"""
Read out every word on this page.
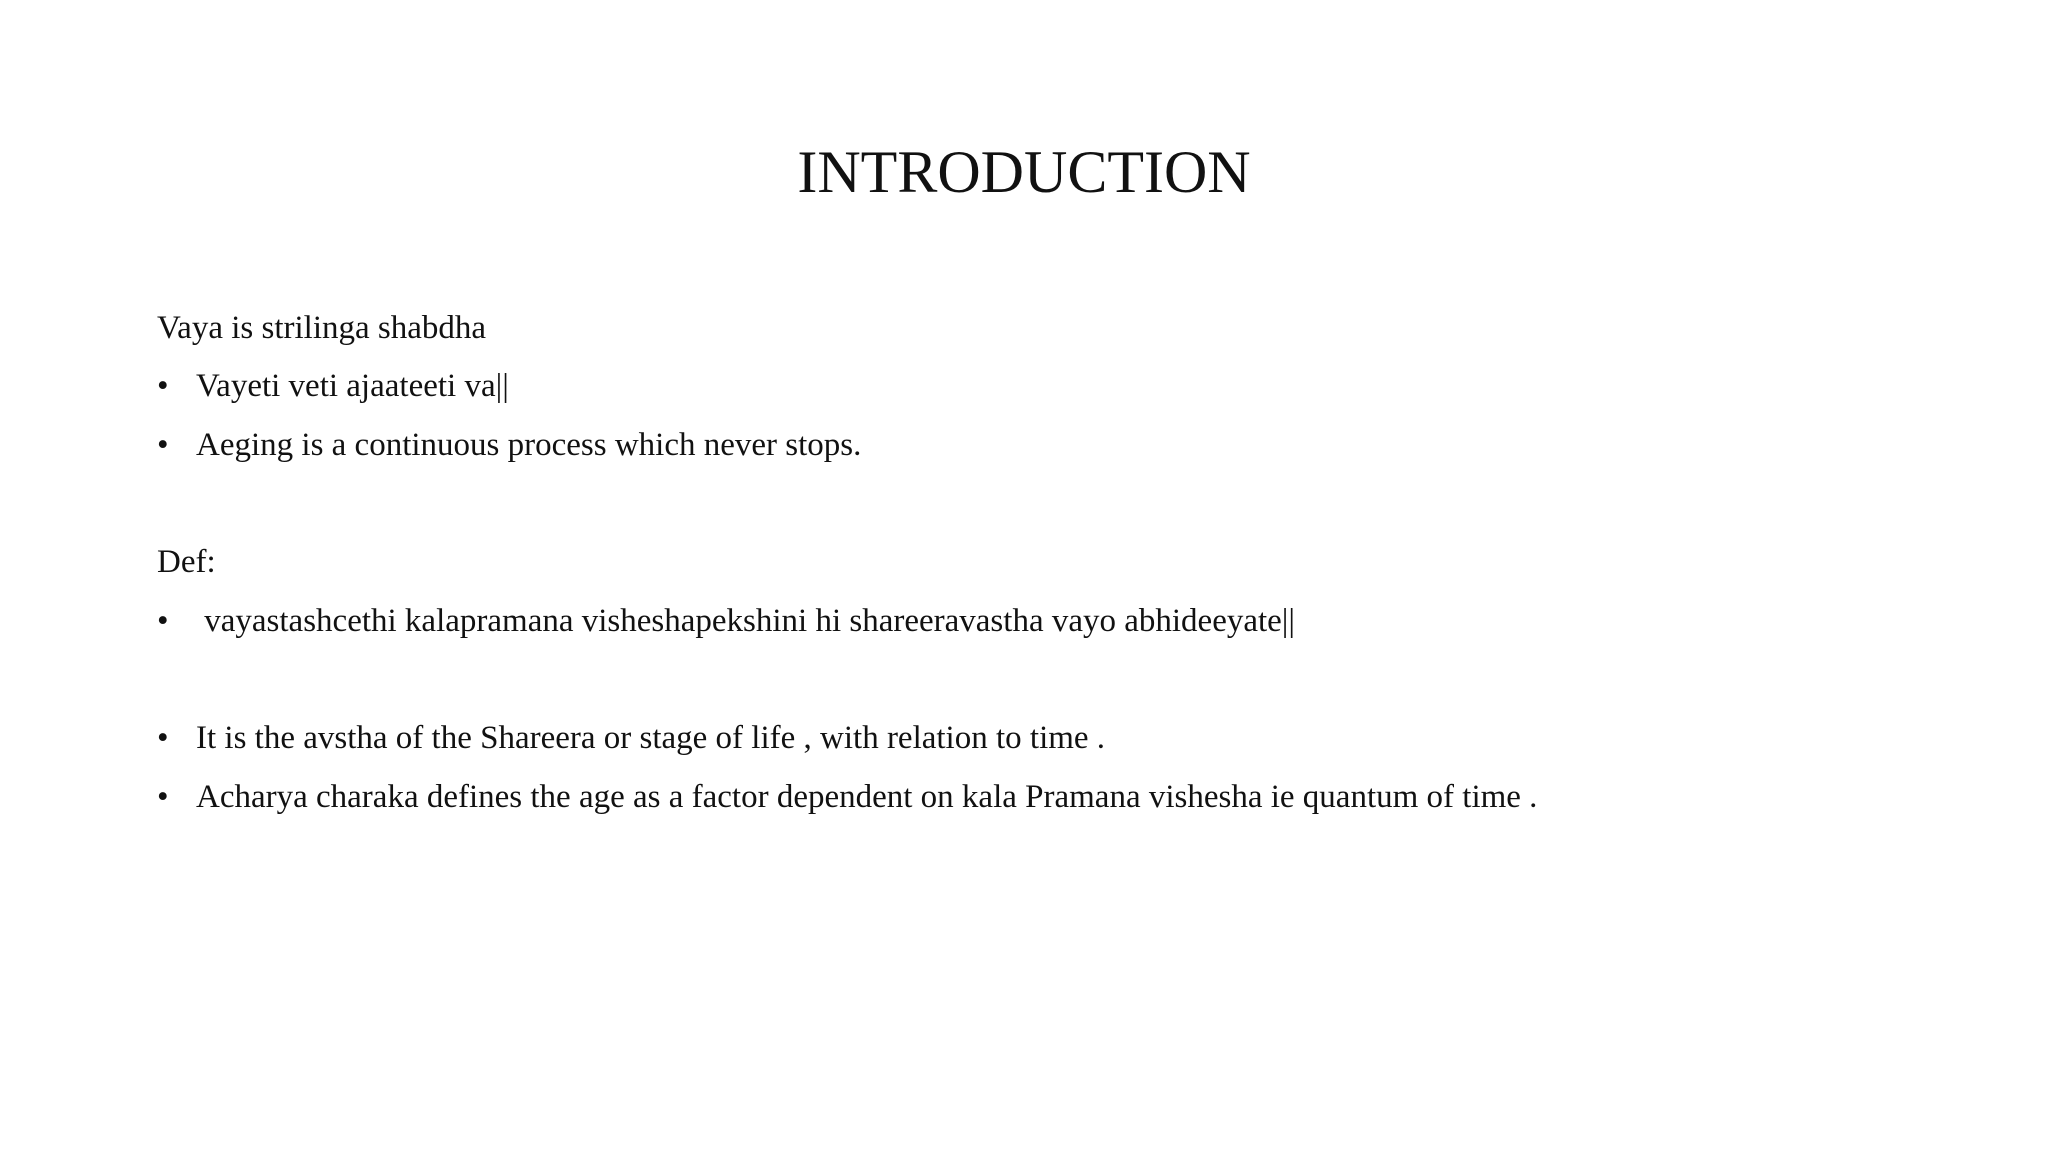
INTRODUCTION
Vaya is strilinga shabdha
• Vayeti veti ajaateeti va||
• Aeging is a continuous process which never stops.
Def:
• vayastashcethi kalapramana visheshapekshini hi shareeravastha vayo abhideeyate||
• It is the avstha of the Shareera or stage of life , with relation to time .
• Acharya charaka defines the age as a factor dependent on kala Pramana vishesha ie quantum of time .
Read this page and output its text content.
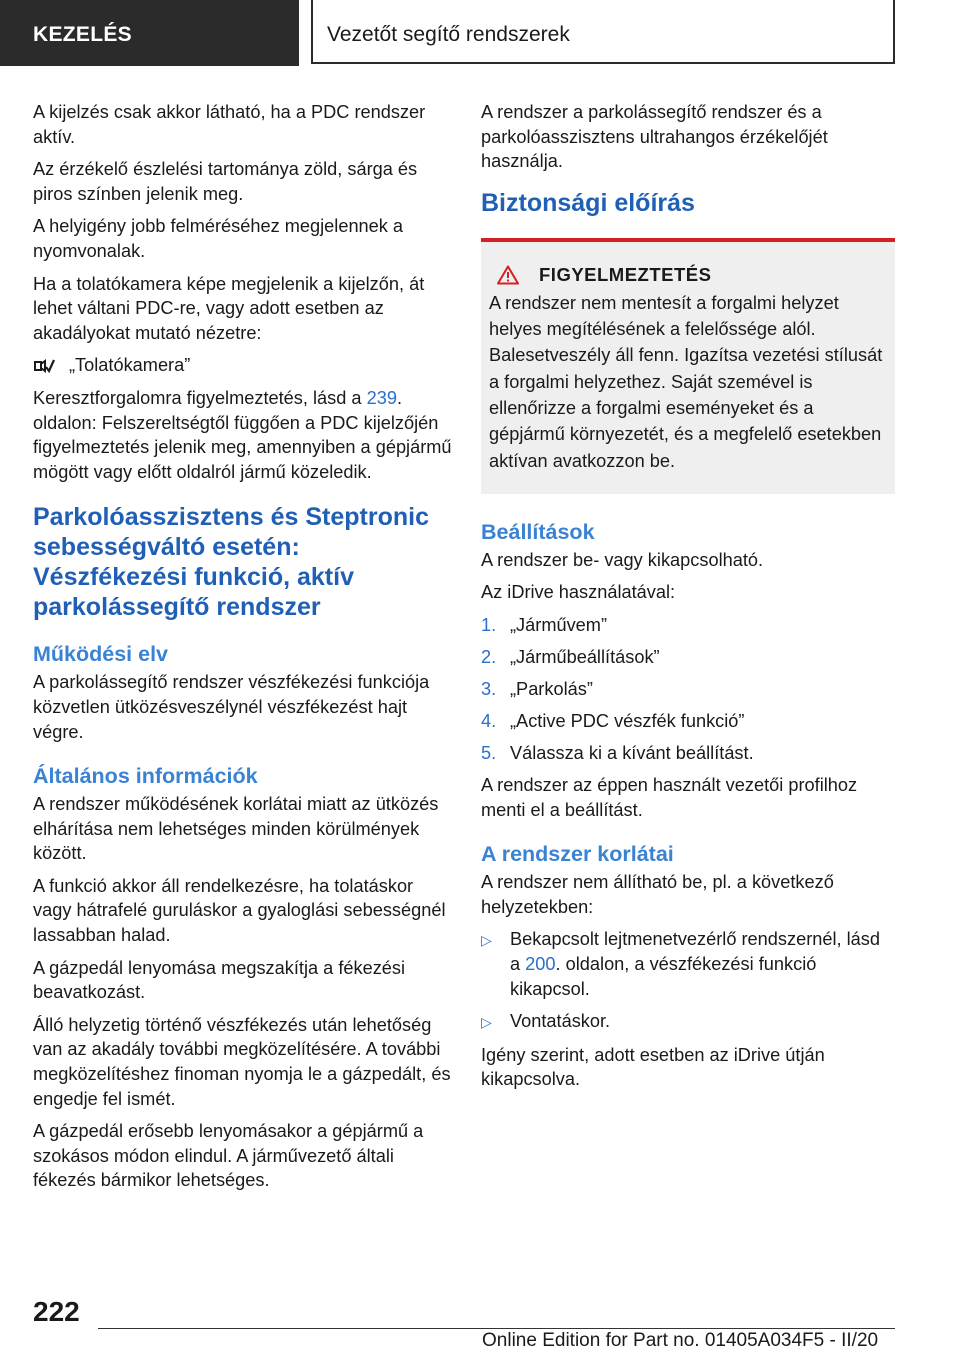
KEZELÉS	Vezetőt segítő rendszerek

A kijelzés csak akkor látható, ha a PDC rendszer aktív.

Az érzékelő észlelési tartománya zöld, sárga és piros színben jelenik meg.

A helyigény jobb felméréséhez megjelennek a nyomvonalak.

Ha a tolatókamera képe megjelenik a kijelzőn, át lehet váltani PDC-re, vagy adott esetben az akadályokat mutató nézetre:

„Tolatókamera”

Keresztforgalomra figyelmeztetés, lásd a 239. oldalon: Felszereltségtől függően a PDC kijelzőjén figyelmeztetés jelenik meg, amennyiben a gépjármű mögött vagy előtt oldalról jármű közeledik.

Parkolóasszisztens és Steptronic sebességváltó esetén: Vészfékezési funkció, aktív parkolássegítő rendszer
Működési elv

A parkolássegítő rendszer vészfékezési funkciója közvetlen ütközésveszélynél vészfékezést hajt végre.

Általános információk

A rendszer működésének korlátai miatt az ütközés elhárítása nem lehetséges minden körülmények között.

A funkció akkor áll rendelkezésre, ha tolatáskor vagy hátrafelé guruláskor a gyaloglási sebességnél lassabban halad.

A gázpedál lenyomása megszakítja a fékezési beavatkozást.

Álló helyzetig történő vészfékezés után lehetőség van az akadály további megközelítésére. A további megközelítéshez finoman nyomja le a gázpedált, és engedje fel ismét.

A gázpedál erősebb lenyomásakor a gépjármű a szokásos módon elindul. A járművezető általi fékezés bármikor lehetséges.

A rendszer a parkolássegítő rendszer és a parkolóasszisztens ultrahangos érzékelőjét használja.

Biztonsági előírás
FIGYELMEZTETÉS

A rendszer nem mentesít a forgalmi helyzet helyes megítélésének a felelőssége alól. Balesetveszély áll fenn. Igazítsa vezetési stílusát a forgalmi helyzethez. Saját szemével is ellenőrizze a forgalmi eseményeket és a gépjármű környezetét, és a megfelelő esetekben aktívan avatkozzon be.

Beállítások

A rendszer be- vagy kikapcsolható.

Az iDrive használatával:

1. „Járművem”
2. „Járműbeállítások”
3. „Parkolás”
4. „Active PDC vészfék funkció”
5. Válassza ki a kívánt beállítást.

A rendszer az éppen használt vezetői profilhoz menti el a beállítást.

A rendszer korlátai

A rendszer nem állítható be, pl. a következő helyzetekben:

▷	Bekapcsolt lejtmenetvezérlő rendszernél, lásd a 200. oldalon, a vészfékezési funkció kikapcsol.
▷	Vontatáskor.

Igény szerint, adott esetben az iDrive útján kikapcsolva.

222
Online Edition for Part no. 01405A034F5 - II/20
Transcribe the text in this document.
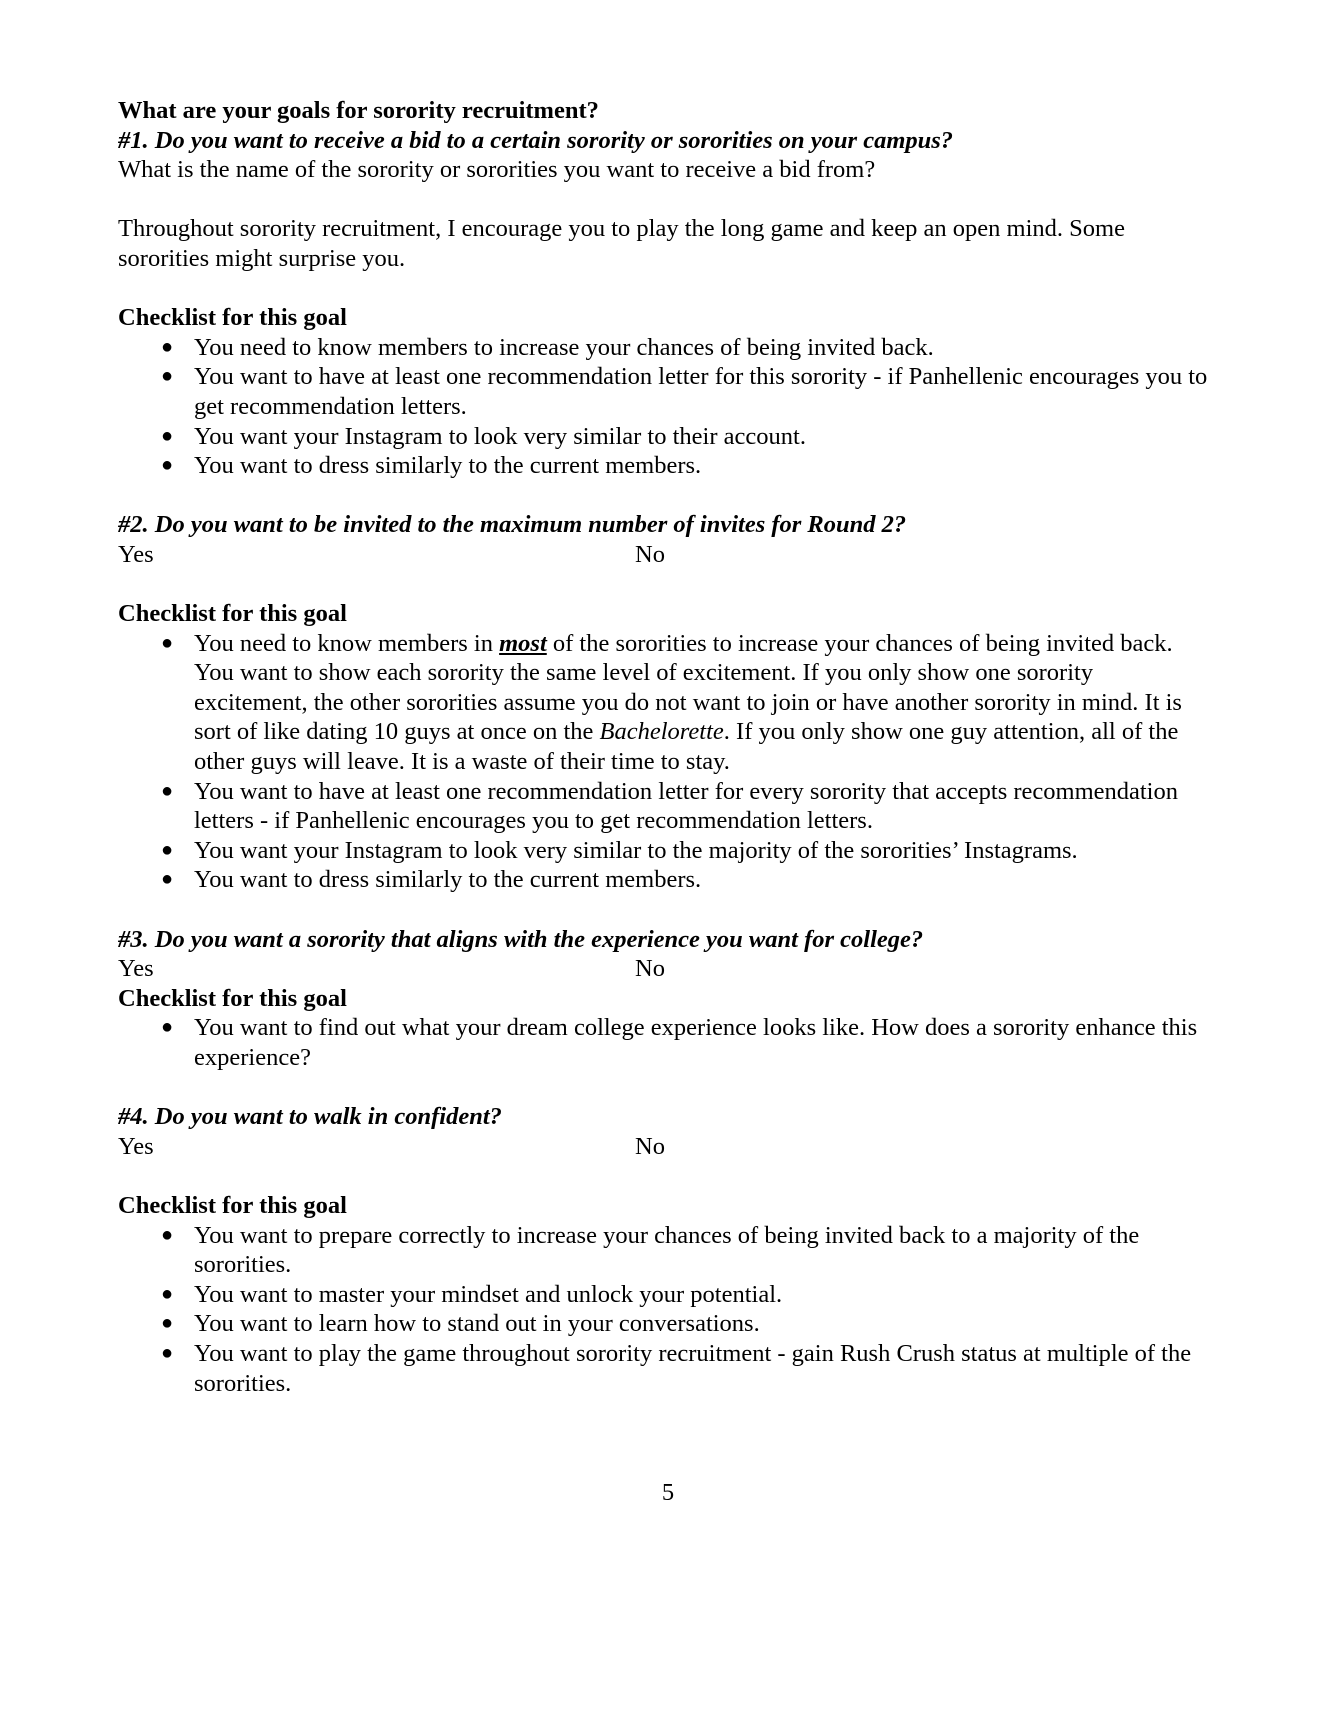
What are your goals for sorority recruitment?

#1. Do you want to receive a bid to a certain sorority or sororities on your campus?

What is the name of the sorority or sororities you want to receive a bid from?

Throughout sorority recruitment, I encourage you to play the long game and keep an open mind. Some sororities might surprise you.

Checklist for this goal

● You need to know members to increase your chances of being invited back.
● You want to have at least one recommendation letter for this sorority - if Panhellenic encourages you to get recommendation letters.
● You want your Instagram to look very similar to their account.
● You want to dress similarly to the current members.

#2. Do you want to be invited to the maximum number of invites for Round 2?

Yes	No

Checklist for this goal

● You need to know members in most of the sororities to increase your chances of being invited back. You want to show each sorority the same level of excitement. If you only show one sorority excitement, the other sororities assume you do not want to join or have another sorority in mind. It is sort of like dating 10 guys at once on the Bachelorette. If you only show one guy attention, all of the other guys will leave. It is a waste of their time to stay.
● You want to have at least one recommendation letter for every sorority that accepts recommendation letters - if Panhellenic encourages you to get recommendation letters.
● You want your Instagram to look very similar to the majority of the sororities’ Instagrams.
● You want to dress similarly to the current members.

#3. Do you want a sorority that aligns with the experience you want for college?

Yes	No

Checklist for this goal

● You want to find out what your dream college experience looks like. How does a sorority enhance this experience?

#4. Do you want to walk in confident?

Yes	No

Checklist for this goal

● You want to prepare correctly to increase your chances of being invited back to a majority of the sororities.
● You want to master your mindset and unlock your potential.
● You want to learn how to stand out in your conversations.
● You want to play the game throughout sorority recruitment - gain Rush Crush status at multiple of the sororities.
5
"""
**WRITTEN REQUEST**
Repeat every record precisely. Any picture among them stays out of the copy.

**SOLUTION TO THE EXERCISE**
Read out every word on this page.
INTRODUCTION
Vaya is strilinga shabdha
• Vayeti veti ajaateeti va||
• Aeging is a continuous process which never stops.
Def:
• vayastashcethi kalapramana visheshapekshini hi shareeravastha vayo abhideeyate||
• It is the avstha of the Shareera or stage of life , with relation to time .
• Acharya charaka defines the age as a factor dependent on kala Pramana vishesha ie quantum of time .
Read this page and output its text content.
KEZELÉS	Vezetőt segítő rendszerek

A kijelzés csak akkor látható, ha a PDC rendszer aktív.

Az érzékelő észlelési tartománya zöld, sárga és piros színben jelenik meg.

A helyigény jobb felméréséhez megjelennek a nyomvonalak.

Ha a tolatókamera képe megjelenik a kijelzőn, át lehet váltani PDC-re, vagy adott esetben az akadályokat mutató nézetre:

„Tolatókamera”

Keresztforgalomra figyelmeztetés, lásd a 239. oldalon: Felszereltségtől függően a PDC kijelzőjén figyelmeztetés jelenik meg, amennyiben a gépjármű mögött vagy előtt oldalról jármű közeledik.

Parkolóasszisztens és Steptronic sebességváltó esetén: Vészfékezési funkció, aktív parkolássegítő rendszer
Működési elv

A parkolássegítő rendszer vészfékezési funkciója közvetlen ütközésveszélynél vészfékezést hajt végre.

Általános információk

A rendszer működésének korlátai miatt az ütközés elhárítása nem lehetséges minden körülmények között.

A funkció akkor áll rendelkezésre, ha tolatáskor vagy hátrafelé guruláskor a gyaloglási sebességnél lassabban halad.

A gázpedál lenyomása megszakítja a fékezési beavatkozást.

Álló helyzetig történő vészfékezés után lehetőség van az akadály további megközelítésére. A további megközelítéshez finoman nyomja le a gázpedált, és engedje fel ismét.

A gázpedál erősebb lenyomásakor a gépjármű a szokásos módon elindul. A járművezető általi fékezés bármikor lehetséges.

A rendszer a parkolássegítő rendszer és a parkolóasszisztens ultrahangos érzékelőjét használja.

Biztonsági előírás
FIGYELMEZTETÉS

A rendszer nem mentesít a forgalmi helyzet helyes megítélésének a felelőssége alól. Balesetveszély áll fenn. Igazítsa vezetési stílusát a forgalmi helyzethez. Saját szemével is ellenőrizze a forgalmi eseményeket és a gépjármű környezetét, és a megfelelő esetekben aktívan avatkozzon be.

Beállítások

A rendszer be- vagy kikapcsolható.

Az iDrive használatával:

1. „Járművem”
2. „Járműbeállítások”
3. „Parkolás”
4. „Active PDC vészfék funkció”
5. Válassza ki a kívánt beállítást.

A rendszer az éppen használt vezetői profilhoz menti el a beállítást.

A rendszer korlátai

A rendszer nem állítható be, pl. a következő helyzetekben:

▷	Bekapcsolt lejtmenetvezérlő rendszernél, lásd a 200. oldalon, a vészfékezési funkció kikapcsol.
▷	Vontatáskor.

Igény szerint, adott esetben az iDrive útján kikapcsolva.

222
Online Edition for Part no. 01405A034F5 - II/20
Transcribe the text in this document.
What are your goals for sorority recruitment?

#1. Do you want to receive a bid to a certain sorority or sororities on your campus?

What is the name of the sorority or sororities you want to receive a bid from?

Throughout sorority recruitment, I encourage you to play the long game and keep an open mind. Some sororities might surprise you.

Checklist for this goal

● You need to know members to increase your chances of being invited back.
● You want to have at least one recommendation letter for this sorority - if Panhellenic encourages you to get recommendation letters.
● You want your Instagram to look very similar to their account.
● You want to dress similarly to the current members.

#2. Do you want to be invited to the maximum number of invites for Round 2?

Yes	No

Checklist for this goal

● You need to know members in most of the sororities to increase your chances of being invited back. You want to show each sorority the same level of excitement. If you only show one sorority excitement, the other sororities assume you do not want to join or have another sorority in mind. It is sort of like dating 10 guys at once on the Bachelorette. If you only show one guy attention, all of the other guys will leave. It is a waste of their time to stay.
● You want to have at least one recommendation letter for every sorority that accepts recommendation letters - if Panhellenic encourages you to get recommendation letters.
● You want your Instagram to look very similar to the majority of the sororities’ Instagrams.
● You want to dress similarly to the current members.

#3. Do you want a sorority that aligns with the experience you want for college?

Yes	No

Checklist for this goal

● You want to find out what your dream college experience looks like. How does a sorority enhance this experience?

#4. Do you want to walk in confident?

Yes	No

Checklist for this goal

● You want to prepare correctly to increase your chances of being invited back to a majority of the sororities.
● You want to master your mindset and unlock your potential.
● You want to learn how to stand out in your conversations.
● You want to play the game throughout sorority recruitment - gain Rush Crush status at multiple of the sororities.
5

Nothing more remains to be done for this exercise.